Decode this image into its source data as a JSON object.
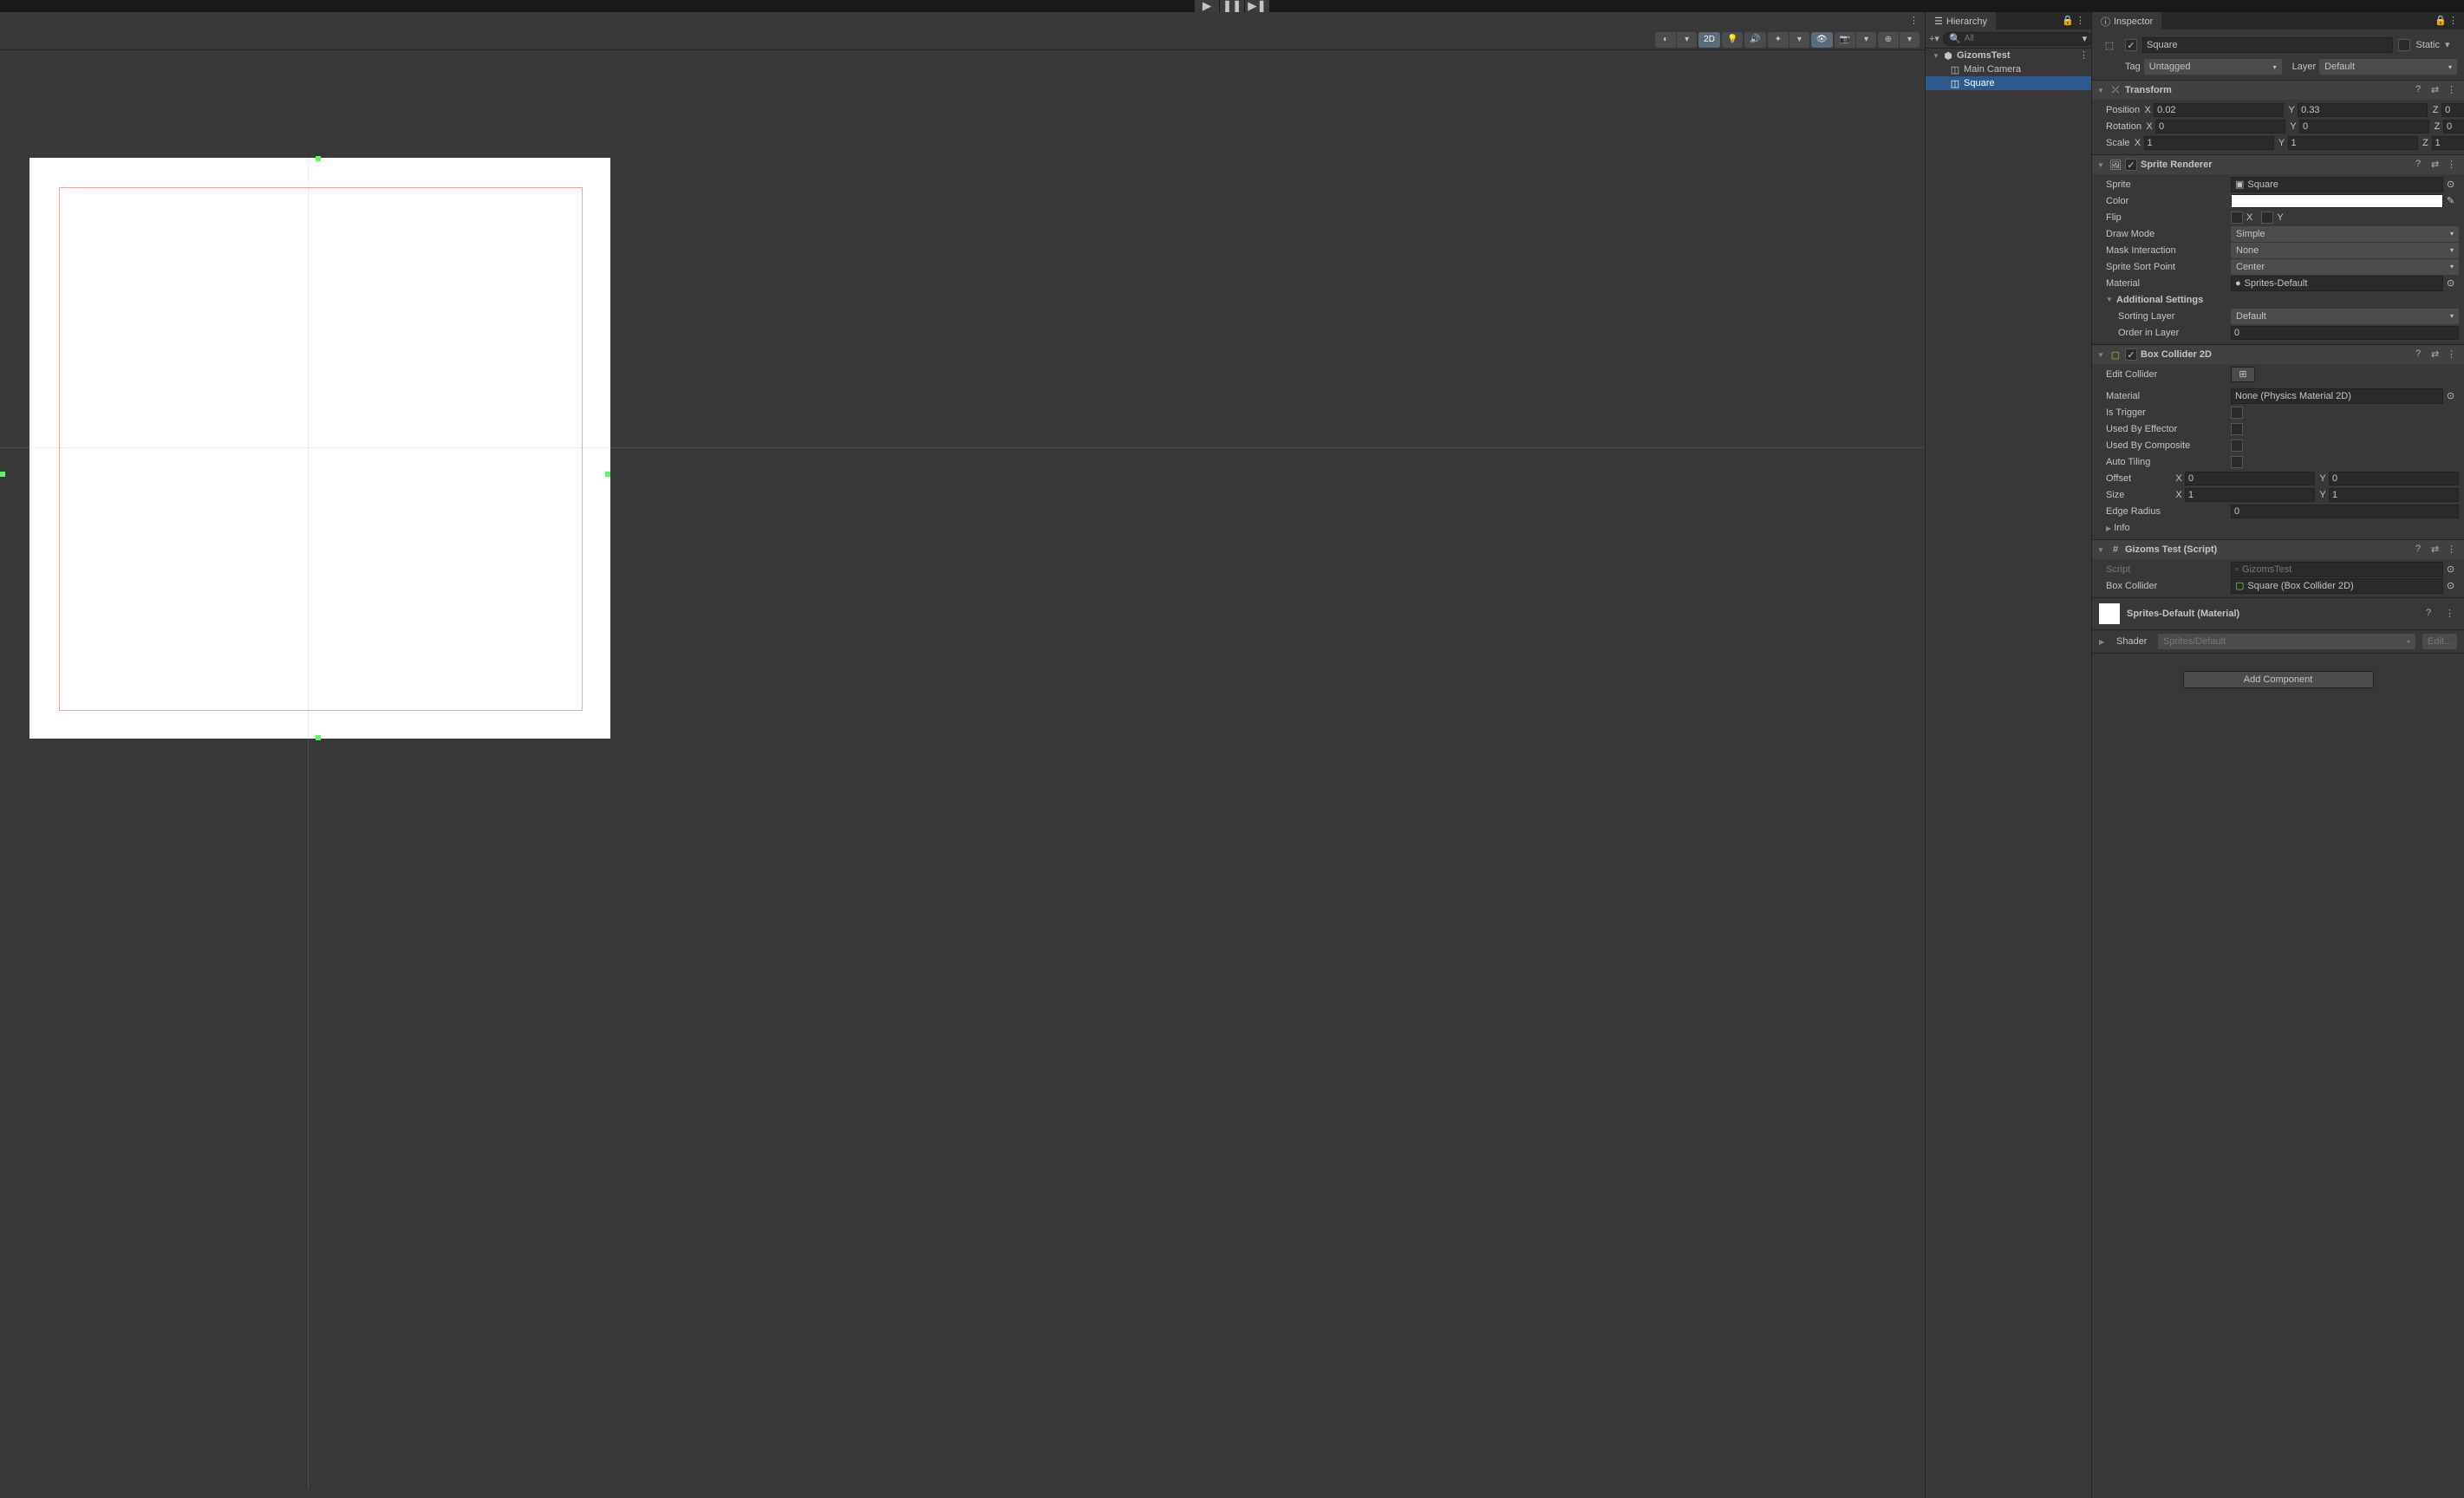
{
  "hierarchy": {
    "tab_label": "Hierarchy",
    "search_placeholder": "All",
    "root": "GizomsTest",
    "items": [
      "Main Camera",
      "Square"
    ]
  },
  "scene_toolbar": {
    "mode_2d": "2D"
  },
  "inspector": {
    "tab_label": "Inspector",
    "object_name": "Square",
    "static_label": "Static",
    "tag_label": "Tag",
    "tag_value": "Untagged",
    "layer_label": "Layer",
    "layer_value": "Default"
  },
  "transform": {
    "title": "Transform",
    "position_label": "Position",
    "position": {
      "x": "0.02",
      "y": "0.33",
      "z": "0"
    },
    "rotation_label": "Rotation",
    "rotation": {
      "x": "0",
      "y": "0",
      "z": "0"
    },
    "scale_label": "Scale",
    "scale": {
      "x": "1",
      "y": "1",
      "z": "1"
    }
  },
  "sprite_renderer": {
    "title": "Sprite Renderer",
    "sprite_label": "Sprite",
    "sprite_value": "Square",
    "color_label": "Color",
    "flip_label": "Flip",
    "flip_x": "X",
    "flip_y": "Y",
    "draw_mode_label": "Draw Mode",
    "draw_mode_value": "Simple",
    "mask_interaction_label": "Mask Interaction",
    "mask_interaction_value": "None",
    "sprite_sort_point_label": "Sprite Sort Point",
    "sprite_sort_point_value": "Center",
    "material_label": "Material",
    "material_value": "Sprites-Default",
    "additional_settings_label": "Additional Settings",
    "sorting_layer_label": "Sorting Layer",
    "sorting_layer_value": "Default",
    "order_in_layer_label": "Order in Layer",
    "order_in_layer_value": "0"
  },
  "box_collider": {
    "title": "Box Collider 2D",
    "edit_collider_label": "Edit Collider",
    "material_label": "Material",
    "material_value": "None (Physics Material 2D)",
    "is_trigger_label": "Is Trigger",
    "used_by_effector_label": "Used By Effector",
    "used_by_composite_label": "Used By Composite",
    "auto_tiling_label": "Auto Tiling",
    "offset_label": "Offset",
    "offset": {
      "x": "0",
      "y": "0"
    },
    "size_label": "Size",
    "size": {
      "x": "1",
      "y": "1"
    },
    "edge_radius_label": "Edge Radius",
    "edge_radius_value": "0",
    "info_label": "Info"
  },
  "gizoms_test": {
    "title": "Gizoms Test (Script)",
    "script_label": "Script",
    "script_value": "GizomsTest",
    "box_collider_label": "Box Collider",
    "box_collider_value": "Square (Box Collider 2D)"
  },
  "material": {
    "title": "Sprites-Default (Material)",
    "shader_label": "Shader",
    "shader_value": "Sprites/Default",
    "edit_label": "Edit..."
  },
  "add_component_label": "Add Component",
  "axis": {
    "x": "X",
    "y": "Y",
    "z": "Z"
  }
}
- - -
### To be done
Search the lines for the string "Edit" and copy every line that has it.

### Task output
    "edit_collider_label": "Edit Collider",
    "edit_label": "Edit..."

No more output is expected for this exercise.